● DIRECTIVE: Lines containing the string "this" are to be collected in full.

● THE DATA:
════════
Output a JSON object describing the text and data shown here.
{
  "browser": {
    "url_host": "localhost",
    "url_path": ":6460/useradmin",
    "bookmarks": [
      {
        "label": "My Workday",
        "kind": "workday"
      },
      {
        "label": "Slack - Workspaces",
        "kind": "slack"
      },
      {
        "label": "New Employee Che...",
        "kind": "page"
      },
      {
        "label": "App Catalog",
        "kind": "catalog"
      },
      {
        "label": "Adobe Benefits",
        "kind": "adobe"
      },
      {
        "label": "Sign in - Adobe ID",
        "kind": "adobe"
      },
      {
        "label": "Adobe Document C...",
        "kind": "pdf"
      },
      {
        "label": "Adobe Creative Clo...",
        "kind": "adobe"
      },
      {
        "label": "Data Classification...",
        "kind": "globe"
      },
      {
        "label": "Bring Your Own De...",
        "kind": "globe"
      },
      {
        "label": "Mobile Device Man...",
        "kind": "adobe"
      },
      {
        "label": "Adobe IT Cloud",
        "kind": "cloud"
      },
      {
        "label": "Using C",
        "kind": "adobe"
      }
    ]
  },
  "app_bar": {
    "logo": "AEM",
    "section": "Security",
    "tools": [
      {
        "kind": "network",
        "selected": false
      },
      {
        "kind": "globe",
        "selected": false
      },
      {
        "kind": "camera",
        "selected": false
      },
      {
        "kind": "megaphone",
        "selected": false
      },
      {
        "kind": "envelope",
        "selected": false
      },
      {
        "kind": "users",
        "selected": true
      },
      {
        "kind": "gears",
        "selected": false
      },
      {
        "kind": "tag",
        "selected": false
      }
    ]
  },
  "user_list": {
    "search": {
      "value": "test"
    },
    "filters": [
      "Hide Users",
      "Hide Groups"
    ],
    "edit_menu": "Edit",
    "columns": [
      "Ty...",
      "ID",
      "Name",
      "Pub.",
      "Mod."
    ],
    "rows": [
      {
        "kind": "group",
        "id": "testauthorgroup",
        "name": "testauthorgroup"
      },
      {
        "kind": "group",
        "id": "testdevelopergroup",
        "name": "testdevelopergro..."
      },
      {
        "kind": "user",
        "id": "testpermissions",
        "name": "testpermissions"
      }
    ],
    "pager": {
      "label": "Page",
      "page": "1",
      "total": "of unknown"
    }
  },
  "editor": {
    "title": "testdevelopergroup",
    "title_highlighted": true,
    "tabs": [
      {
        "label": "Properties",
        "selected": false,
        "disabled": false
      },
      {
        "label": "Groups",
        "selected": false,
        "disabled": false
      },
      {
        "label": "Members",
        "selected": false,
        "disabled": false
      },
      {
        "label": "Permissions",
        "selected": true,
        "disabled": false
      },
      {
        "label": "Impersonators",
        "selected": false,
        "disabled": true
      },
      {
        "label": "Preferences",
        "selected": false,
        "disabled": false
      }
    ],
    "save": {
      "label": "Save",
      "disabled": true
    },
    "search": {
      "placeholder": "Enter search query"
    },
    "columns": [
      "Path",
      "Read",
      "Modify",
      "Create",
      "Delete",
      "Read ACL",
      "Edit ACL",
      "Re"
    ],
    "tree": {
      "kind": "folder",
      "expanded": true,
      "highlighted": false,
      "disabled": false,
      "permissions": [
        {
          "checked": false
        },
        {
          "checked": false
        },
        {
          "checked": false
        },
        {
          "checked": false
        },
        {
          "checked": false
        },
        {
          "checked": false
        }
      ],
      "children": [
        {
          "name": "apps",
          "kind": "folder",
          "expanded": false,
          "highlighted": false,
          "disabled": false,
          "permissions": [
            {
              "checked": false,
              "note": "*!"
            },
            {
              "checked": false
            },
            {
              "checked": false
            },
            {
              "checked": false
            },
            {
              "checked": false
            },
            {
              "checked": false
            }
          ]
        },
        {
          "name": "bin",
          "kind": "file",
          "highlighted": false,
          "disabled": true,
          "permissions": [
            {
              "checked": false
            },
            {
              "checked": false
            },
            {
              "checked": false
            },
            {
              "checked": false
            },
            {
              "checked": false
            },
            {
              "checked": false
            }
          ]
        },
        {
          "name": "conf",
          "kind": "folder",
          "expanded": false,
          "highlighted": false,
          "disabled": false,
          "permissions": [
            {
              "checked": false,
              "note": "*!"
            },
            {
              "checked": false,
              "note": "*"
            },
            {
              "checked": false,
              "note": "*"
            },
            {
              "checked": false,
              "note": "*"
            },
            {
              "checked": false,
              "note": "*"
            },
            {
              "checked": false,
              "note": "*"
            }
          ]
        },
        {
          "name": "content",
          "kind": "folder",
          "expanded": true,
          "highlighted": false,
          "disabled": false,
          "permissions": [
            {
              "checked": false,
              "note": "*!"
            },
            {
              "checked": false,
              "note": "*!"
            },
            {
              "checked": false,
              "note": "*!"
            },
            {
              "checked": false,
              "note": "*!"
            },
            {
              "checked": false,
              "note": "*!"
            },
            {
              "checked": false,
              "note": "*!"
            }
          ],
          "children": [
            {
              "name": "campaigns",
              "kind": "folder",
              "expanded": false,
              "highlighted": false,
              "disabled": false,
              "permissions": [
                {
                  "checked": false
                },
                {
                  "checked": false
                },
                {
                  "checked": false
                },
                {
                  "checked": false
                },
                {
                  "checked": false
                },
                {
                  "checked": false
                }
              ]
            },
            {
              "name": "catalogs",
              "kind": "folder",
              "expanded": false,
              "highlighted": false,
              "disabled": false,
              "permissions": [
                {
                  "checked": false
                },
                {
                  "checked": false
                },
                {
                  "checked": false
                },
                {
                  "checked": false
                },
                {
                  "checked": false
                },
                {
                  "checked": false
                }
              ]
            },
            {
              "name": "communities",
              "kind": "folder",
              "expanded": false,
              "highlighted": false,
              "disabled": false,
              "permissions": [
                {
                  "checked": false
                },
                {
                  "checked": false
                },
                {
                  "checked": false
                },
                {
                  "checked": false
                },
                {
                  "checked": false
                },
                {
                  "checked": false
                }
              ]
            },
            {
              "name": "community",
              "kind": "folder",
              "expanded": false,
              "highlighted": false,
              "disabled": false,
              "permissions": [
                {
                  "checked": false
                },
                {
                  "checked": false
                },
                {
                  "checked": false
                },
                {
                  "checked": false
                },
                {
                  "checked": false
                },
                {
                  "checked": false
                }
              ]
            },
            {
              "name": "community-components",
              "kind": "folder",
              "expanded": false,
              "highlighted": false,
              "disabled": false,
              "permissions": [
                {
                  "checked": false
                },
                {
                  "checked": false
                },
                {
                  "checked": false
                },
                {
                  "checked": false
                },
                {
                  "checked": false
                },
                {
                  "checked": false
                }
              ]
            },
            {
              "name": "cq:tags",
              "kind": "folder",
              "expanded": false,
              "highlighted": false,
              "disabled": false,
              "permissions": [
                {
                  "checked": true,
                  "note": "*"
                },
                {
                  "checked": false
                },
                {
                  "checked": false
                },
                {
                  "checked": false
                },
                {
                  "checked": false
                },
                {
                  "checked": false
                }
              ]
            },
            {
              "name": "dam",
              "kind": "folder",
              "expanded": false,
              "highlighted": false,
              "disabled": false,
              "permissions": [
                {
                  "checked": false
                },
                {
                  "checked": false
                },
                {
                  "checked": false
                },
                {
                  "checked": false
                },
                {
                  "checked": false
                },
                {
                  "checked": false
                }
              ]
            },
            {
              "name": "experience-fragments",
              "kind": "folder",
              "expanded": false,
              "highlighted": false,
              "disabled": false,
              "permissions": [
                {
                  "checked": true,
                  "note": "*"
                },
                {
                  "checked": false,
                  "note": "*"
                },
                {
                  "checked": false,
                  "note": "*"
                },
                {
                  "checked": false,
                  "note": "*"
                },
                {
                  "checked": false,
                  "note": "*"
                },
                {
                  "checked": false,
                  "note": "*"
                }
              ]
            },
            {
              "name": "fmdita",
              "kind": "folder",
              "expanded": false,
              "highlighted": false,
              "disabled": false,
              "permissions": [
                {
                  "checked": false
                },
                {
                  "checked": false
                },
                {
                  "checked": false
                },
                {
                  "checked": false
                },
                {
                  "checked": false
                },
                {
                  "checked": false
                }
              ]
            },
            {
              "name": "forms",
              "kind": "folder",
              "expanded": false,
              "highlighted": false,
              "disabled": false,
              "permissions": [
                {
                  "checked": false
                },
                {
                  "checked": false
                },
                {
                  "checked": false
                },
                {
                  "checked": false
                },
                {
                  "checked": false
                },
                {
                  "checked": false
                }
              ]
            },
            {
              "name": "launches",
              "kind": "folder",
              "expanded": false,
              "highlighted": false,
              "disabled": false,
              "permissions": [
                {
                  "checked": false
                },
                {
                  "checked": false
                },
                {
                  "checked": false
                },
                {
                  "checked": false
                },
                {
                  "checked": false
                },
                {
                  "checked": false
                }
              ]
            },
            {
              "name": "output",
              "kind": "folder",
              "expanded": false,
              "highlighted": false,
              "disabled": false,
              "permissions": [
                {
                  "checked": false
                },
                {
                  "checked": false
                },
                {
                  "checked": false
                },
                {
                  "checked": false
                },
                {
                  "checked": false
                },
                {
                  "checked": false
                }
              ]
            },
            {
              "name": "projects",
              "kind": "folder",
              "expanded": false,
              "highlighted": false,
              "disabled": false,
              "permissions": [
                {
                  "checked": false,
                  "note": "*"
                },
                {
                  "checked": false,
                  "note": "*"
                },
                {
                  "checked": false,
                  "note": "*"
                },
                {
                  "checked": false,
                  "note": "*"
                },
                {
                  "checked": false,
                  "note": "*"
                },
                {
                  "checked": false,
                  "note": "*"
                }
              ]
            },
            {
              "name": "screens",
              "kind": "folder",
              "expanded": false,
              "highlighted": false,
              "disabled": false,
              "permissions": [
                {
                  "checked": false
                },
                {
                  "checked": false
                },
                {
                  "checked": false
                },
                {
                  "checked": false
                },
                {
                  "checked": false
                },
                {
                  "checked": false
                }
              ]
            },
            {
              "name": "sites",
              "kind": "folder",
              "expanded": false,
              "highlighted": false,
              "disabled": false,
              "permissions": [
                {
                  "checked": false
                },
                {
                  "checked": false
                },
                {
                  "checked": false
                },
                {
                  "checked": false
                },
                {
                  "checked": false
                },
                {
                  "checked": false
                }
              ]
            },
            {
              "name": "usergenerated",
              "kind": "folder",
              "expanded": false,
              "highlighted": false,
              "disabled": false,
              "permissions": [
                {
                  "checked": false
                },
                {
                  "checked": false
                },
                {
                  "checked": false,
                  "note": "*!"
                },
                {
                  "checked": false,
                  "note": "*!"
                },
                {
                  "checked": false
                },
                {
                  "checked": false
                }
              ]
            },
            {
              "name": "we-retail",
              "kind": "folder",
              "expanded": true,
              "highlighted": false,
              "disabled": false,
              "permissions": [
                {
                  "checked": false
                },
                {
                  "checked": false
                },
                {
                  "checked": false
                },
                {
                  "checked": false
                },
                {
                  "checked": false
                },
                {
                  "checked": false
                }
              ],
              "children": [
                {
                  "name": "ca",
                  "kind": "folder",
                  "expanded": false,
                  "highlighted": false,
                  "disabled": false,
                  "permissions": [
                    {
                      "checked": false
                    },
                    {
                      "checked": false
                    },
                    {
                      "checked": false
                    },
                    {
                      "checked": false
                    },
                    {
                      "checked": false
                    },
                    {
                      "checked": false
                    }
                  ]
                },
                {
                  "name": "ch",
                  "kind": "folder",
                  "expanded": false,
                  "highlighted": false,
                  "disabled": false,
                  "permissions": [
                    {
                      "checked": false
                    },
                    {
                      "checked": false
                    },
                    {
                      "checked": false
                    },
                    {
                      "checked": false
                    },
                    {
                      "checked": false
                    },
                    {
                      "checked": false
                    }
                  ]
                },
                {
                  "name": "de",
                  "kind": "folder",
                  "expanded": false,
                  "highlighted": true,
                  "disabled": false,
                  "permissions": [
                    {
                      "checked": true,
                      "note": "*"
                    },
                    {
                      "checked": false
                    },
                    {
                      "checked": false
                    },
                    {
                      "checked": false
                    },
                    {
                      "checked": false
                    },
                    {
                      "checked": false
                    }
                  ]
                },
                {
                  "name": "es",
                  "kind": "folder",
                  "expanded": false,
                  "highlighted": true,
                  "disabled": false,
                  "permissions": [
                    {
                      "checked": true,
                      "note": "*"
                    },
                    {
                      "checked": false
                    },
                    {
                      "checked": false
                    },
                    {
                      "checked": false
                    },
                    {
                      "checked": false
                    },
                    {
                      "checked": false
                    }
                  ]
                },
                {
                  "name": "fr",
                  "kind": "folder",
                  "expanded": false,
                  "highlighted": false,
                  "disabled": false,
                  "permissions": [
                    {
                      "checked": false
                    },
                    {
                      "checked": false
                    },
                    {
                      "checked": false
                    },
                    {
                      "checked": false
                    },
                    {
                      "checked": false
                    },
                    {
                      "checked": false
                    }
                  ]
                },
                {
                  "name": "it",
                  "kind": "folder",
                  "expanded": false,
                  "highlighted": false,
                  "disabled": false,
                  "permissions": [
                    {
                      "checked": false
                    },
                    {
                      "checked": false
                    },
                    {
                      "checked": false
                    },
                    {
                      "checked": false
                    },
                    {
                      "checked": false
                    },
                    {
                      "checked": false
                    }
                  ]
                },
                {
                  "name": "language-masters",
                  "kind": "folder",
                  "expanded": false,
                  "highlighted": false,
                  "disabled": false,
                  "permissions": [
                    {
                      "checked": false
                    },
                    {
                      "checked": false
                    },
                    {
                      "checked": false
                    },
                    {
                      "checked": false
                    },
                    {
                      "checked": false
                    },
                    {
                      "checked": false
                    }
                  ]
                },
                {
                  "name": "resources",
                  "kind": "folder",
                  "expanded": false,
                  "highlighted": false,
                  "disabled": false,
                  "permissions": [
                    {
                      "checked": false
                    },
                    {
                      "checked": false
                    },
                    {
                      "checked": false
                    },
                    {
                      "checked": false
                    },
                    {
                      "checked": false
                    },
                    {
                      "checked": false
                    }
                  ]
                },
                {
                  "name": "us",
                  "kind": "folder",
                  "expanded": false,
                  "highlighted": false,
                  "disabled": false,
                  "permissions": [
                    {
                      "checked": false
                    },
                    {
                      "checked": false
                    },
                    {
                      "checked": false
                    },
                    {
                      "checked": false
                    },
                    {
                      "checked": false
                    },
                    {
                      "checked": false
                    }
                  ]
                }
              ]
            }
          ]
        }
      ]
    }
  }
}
════════
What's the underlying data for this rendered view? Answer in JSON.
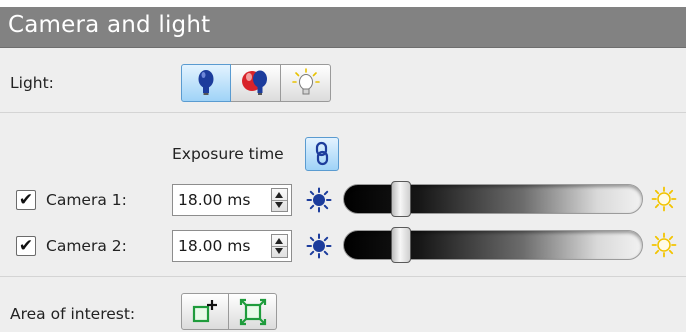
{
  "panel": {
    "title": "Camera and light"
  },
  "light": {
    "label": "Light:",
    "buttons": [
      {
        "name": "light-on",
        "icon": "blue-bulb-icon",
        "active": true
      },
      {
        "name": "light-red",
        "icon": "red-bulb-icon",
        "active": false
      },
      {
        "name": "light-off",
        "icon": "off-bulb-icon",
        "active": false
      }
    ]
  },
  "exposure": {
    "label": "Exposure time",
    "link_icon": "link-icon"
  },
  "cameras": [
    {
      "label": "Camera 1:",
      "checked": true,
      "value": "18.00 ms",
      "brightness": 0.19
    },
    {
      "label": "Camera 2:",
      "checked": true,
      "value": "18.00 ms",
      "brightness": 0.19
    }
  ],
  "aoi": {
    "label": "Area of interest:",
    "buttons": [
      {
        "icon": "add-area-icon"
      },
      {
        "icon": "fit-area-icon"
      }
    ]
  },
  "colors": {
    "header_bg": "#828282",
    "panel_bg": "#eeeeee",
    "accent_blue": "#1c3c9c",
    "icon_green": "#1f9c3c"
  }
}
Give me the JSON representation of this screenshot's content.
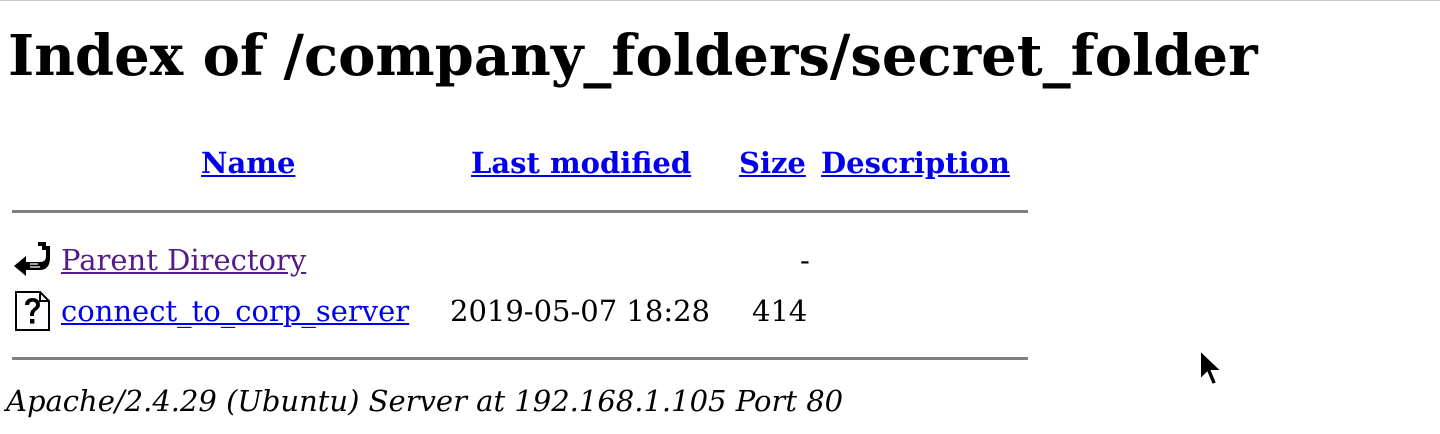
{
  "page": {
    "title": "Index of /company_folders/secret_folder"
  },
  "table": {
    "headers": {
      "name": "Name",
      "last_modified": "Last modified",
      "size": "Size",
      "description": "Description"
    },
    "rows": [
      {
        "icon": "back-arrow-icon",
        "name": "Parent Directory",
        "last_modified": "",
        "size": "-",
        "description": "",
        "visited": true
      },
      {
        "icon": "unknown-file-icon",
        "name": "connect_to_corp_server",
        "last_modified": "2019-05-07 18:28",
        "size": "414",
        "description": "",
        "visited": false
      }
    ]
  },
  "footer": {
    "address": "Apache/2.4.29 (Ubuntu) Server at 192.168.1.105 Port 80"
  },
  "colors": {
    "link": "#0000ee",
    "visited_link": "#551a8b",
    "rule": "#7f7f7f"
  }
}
════════
● TASK RESULT:
What's the underlying data for this rendered view? Answer in JSON.
Give me the JSON representation of this screenshot's content.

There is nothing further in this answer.